>> start RECORD LIST
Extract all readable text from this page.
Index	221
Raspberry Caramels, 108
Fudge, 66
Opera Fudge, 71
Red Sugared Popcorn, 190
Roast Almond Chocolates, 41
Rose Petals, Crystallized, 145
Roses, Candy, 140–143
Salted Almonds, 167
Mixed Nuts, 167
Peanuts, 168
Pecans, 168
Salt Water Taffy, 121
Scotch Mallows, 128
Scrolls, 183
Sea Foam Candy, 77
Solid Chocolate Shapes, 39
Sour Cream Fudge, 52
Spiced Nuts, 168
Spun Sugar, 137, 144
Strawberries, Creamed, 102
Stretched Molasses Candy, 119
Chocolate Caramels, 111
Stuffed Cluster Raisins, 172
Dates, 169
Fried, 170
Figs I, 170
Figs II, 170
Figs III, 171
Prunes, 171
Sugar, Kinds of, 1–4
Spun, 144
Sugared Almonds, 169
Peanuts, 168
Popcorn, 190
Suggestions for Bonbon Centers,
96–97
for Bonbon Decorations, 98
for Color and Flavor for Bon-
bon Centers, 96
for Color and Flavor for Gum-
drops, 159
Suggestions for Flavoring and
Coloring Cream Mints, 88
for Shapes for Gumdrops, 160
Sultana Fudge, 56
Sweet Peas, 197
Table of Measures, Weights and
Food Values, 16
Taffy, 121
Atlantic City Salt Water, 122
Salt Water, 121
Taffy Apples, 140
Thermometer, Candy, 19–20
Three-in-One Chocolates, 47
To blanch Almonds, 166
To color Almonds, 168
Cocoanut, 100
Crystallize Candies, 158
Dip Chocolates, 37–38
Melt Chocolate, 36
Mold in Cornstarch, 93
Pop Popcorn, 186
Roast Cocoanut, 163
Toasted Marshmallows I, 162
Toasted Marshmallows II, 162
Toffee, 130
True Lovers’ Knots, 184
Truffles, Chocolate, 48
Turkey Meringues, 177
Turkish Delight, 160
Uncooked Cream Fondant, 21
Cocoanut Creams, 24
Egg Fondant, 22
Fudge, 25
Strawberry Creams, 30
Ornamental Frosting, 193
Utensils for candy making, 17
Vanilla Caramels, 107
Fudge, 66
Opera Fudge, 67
>> end RECORD LIST
▸ WHAT YOU ARE ASKED TO DO
In the listing above, find each line with the word "Creams" and copy it.

▸ FINISHED ANSWER
Cocoanut Creams, 24
Strawberry Creams, 30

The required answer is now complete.